▶ **問題 1**
立憲民主党の衆院選敗北に関する記事について、次の(a)〜(c)が記事の内容と一致するかを「はい」か「いいえ」で判定し、根拠となる記事中の語句を原文どおりに引用してください。
(a) 枝野氏が代表辞任を想定し始めたのは、投開票日の約1週間前だった。
(b) 第49回衆院選の投開票日は10月31日だった。
(c) 枝野氏は退任会見で、野党共闘の方向性について後悔はないと述べた。
▶ **問題 2**
立憲民主党の衆院選敗北を論じた記事の本文を、最後の文の後から書き継いでください。

▶ **ページ本文**
● ● ●

立憲民主党、衆院選敗北の研究 「ポスト枝野」に迫られる課題

記者会見する立憲民主党の枝野代表=12日午後、国会

 「勝ちに不思議の勝ちあり、負けに不思議の負けなし」。プロ野球楽天イーグルス元監督の故野村克也氏が愛用した言葉は、真剣勝負の選挙にも当てはまる。10月31日投開票の第49回衆院選は立憲民主党の枝野幸男代表にとって「不思議のない負け」だった。立民関係者によると、枝野氏が代表辞任を想定し始めたのは投開票日の3日ほど前だという。なぜ敗北したのか。過去の選挙との比較で考察する。(共同通信=杉田雄心)

 ▽薄氷の勝利

 「今回の小選挙区での戦いには、かなり大きな意義があった。あえて言えば、この大きな方向性について、今回の選挙で違う選択肢を取りようがなかった。後悔はない」

 11月12日の退任会見。枝野氏は野党共闘の評価を問われると「敗軍の将」らしからぬ自信を見せた。

 小選挙区で野党が善戦したことを示す二つの数字を挙げる。

● ● ●

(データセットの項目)
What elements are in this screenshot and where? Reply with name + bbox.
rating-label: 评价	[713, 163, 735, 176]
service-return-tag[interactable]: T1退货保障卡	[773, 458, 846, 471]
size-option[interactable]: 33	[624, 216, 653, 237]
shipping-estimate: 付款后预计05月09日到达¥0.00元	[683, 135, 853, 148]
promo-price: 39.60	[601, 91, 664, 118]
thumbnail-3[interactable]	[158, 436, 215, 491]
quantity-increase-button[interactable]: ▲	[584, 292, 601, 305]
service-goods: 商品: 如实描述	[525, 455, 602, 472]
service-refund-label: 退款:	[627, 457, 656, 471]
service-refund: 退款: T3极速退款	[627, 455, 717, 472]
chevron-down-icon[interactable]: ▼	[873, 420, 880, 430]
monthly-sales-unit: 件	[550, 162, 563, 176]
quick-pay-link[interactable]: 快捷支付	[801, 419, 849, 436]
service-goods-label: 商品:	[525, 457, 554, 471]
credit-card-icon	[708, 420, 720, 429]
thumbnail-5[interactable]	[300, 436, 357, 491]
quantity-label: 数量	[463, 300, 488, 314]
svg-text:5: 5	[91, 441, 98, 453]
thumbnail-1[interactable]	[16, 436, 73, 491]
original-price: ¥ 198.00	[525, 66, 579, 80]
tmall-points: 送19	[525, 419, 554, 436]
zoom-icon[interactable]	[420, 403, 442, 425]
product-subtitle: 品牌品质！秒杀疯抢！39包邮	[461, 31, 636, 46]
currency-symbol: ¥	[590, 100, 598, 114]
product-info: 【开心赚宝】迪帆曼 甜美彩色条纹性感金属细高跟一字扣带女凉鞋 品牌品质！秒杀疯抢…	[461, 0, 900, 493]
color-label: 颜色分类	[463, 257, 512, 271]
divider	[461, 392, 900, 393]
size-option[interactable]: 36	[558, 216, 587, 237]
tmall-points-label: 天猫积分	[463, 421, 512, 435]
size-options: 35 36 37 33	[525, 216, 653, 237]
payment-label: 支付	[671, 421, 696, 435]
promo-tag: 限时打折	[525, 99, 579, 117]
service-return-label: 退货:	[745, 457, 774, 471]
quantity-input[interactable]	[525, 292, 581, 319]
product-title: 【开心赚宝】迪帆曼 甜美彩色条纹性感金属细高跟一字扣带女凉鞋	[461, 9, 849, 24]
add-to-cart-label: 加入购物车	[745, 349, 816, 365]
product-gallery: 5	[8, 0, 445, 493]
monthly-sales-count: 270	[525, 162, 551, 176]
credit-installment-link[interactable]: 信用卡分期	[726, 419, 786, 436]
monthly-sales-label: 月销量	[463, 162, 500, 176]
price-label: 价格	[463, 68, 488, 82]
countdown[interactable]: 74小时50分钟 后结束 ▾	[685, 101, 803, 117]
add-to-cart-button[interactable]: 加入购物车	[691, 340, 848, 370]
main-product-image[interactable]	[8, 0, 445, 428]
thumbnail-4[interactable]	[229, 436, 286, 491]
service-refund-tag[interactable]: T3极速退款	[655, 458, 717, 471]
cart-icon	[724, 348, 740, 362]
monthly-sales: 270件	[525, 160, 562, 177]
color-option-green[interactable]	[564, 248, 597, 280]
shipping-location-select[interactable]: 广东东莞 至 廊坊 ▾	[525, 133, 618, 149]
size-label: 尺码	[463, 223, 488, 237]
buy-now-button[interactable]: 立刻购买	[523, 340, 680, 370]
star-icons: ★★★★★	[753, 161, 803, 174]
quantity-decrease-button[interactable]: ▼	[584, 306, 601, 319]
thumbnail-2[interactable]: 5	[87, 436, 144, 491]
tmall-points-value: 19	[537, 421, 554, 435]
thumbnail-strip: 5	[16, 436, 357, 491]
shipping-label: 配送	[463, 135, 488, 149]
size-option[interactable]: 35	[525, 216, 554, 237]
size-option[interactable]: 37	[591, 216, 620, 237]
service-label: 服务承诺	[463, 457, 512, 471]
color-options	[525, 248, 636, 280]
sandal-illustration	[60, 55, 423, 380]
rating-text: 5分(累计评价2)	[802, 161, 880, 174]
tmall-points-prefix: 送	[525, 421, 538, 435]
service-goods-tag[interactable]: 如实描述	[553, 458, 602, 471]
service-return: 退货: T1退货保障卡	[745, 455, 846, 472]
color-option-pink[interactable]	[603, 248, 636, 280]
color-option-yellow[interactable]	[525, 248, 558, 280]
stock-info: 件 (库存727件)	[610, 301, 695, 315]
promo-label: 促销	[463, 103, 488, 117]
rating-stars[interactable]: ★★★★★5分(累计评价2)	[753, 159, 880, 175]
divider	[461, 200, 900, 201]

● ● ●

▶ **期待される出力 1**
(a) いいえ。「枝野氏が代表辞任を想定し始めたのは投開票日の3日ほど前だという」
(b) はい。「10月31日投開票の第49回衆院選」
(c) はい。「今回の選挙で違う選択肢を取りようがなかった。後悔はない」

▶ **期待される出力 2**
 (1)立民の小選挙区当選者は公示前の48から57へ9増。自民党は小選挙区23減。

 (2)2位の惜敗率が90%以上の接戦区のうち、自民勝利は34選挙区(18%)。17年は27選挙区(12%)、14年は20選挙区(9%)。自民は多くの選挙で競り合いに持ち込まれ薄氷の勝利が増えた。

 共産党との選挙協力に突き進んだ枝野氏の念頭にあったのは17年衆院選の得票数だ。野党(旧立民、共産、希望の党、社民)の得票合計(約2610万票)は自公の得票(2553万票)を上回った。

 「野党票を割らずに17年選挙を再現すれば勝算がある」―が枝野構想だった。裏付けるように安倍政権幹部は「8年近い政権運営の中で17年の衆院選が最もひやっとした瞬間だ」と打ち明ける。

 ▽967万票の行方

 とはいえ、枝野氏が今回惨敗したのは厳然とした事実だ。比例代表は公示前62議席から39議席へマイナス23議席。今回の比例票1149万票は、立民(前身)の17年衆院選の比例票(1108万票)から伸びなかった。この分析が立て直しの前提となる。

 「立憲『共産党』」―。自民党から野党共闘をこう批判されたのが効いたのは間違いない。会見で枝野氏は共産党との関係について「誤解なく伝えらえる努力は必要だ。それが十分でなかったのは、私の力不足だ」と党首の発信の問題だと位置付けた。

 ただ、直視しなければならない票の動きがある。17年衆院選で東京都の小池百合子知事が設立した「希望の党」は当時の民進党を吸収して比例票967万票を得た。「排除の論理」の一言で求心力が結果として失墜したが、安倍政権を間違いなく脅かした。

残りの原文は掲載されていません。